[Excerpt from a dataset]
########################################

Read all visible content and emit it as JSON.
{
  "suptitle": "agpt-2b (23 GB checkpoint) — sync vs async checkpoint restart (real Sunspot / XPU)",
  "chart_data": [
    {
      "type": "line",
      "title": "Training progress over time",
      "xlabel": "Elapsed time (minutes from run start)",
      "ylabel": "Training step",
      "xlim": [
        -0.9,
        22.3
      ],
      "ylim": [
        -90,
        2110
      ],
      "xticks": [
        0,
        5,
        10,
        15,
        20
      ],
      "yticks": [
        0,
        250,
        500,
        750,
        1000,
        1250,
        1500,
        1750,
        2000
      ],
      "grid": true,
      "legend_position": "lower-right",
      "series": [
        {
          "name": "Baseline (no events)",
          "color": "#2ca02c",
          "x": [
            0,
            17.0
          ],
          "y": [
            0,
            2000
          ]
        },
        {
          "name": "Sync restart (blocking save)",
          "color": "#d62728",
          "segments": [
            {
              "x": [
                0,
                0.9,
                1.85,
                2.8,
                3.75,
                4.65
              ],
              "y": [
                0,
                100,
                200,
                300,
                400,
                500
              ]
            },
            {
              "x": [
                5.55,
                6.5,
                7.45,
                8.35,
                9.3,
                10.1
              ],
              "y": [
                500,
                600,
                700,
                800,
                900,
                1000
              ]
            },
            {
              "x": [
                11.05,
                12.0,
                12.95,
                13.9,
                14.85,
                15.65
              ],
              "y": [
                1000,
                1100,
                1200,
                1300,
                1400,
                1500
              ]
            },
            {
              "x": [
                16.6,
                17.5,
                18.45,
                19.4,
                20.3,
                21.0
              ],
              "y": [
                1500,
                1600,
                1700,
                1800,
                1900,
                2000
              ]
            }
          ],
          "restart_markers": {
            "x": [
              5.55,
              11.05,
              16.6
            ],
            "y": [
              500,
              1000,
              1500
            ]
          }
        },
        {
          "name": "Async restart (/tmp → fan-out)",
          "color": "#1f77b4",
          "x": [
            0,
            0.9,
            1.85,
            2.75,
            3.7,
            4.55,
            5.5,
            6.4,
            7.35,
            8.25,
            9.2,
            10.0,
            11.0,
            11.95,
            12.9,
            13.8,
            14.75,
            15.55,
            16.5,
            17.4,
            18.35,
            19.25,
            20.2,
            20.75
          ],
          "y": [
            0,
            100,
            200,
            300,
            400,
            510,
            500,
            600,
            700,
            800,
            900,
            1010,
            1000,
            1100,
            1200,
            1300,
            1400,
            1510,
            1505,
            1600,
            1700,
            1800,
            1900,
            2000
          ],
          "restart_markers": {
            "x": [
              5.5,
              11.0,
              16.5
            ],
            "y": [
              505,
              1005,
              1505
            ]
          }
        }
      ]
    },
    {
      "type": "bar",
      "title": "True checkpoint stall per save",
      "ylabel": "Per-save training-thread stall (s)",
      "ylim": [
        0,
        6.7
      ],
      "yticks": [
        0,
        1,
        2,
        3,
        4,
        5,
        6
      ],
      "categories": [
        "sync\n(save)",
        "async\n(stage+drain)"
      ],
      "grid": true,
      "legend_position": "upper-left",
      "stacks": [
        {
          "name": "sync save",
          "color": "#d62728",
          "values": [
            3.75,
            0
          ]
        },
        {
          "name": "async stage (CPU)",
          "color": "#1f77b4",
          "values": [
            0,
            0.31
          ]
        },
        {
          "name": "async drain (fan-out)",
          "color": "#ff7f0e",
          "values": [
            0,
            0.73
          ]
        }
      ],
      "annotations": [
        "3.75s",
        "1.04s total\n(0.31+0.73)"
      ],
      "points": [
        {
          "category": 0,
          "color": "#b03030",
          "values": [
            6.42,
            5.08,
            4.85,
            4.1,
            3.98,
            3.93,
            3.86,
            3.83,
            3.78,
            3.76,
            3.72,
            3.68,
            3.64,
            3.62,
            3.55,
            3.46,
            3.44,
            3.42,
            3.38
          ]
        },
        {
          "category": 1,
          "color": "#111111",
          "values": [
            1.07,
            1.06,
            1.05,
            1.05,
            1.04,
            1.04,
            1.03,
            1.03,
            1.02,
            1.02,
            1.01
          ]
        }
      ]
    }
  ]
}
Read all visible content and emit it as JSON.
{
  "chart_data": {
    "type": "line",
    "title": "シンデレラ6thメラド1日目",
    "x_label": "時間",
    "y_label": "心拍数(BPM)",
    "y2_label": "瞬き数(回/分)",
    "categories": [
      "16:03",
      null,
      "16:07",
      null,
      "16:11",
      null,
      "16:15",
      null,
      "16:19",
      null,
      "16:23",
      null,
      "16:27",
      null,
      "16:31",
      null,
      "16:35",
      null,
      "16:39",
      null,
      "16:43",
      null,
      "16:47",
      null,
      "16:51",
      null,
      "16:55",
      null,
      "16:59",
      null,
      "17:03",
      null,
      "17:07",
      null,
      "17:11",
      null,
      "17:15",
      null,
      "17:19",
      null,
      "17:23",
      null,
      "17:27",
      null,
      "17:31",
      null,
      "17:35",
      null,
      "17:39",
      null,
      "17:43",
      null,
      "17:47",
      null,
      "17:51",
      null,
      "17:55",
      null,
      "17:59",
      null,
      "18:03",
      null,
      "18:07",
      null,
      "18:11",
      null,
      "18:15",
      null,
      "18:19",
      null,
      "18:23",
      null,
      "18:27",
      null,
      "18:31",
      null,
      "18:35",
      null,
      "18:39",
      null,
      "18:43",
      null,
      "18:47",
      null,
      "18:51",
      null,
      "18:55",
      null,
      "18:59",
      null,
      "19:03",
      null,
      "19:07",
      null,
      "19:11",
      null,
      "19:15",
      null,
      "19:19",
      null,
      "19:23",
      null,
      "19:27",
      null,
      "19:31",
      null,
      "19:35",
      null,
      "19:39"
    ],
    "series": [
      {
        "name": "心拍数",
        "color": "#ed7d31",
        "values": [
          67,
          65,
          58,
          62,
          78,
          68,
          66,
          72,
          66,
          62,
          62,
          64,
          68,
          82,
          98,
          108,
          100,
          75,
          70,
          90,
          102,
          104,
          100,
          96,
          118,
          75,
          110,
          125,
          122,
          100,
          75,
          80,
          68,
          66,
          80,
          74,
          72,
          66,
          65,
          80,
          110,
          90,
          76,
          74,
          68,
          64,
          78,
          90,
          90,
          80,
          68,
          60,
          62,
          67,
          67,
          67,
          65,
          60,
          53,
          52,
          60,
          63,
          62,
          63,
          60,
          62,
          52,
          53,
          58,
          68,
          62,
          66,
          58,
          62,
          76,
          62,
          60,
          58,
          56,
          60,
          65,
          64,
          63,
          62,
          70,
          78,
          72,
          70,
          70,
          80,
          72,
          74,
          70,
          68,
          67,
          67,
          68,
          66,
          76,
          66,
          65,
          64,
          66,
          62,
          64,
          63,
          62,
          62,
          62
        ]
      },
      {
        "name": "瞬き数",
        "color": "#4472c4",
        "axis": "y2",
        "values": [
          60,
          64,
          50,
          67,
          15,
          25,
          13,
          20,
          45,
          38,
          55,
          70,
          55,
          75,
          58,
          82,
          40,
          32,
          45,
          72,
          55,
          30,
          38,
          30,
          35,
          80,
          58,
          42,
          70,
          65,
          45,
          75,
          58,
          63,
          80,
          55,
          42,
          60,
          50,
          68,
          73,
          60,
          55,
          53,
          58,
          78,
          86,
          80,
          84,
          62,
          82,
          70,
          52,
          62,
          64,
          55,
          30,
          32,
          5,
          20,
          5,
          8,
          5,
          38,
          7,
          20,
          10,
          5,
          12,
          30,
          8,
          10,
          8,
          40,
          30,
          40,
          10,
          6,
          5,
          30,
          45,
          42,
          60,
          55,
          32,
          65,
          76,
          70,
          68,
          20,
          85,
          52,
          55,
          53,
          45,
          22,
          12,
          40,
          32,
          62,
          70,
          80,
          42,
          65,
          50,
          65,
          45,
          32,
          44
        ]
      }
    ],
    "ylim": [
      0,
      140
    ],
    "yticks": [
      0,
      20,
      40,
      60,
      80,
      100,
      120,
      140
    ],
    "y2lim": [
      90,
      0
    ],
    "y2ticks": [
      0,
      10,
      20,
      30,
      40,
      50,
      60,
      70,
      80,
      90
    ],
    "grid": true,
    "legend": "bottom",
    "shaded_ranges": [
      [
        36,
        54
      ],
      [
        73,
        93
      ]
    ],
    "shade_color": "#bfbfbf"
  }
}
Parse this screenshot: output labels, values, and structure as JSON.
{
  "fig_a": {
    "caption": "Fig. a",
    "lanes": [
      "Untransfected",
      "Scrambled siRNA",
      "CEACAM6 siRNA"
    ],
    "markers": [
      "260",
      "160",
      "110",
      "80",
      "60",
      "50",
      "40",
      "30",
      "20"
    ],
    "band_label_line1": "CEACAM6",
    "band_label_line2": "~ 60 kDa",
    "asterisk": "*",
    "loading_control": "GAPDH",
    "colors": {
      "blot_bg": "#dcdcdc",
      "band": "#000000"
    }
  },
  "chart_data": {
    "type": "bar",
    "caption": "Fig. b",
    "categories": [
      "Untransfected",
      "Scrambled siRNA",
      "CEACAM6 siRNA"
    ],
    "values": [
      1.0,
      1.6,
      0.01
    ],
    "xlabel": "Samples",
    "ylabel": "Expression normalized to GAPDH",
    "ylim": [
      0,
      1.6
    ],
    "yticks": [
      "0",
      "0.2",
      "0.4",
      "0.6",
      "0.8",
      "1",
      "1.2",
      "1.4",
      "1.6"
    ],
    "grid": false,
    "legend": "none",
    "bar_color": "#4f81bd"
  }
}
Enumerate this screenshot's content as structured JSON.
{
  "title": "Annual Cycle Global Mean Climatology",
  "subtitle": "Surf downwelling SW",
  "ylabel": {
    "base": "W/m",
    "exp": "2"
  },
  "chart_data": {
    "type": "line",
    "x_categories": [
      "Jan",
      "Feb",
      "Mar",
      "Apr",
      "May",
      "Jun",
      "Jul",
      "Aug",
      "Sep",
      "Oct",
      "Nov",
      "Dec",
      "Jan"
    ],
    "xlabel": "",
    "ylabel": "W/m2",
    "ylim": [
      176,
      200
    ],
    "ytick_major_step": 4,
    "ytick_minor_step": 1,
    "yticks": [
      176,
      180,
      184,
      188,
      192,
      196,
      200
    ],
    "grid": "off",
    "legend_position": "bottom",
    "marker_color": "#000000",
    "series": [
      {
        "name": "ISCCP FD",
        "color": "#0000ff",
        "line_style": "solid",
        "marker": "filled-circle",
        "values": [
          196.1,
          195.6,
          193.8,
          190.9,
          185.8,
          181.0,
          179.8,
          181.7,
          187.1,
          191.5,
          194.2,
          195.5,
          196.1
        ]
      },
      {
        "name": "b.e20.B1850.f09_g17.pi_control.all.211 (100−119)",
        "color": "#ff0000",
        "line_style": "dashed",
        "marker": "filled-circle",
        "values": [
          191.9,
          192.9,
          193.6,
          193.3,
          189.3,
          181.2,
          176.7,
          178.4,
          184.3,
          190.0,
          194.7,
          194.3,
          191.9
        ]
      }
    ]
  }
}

########################################

Problem to work on. State the count of lines in the data holding the word "time", adding nothing to it.

Complete output. 2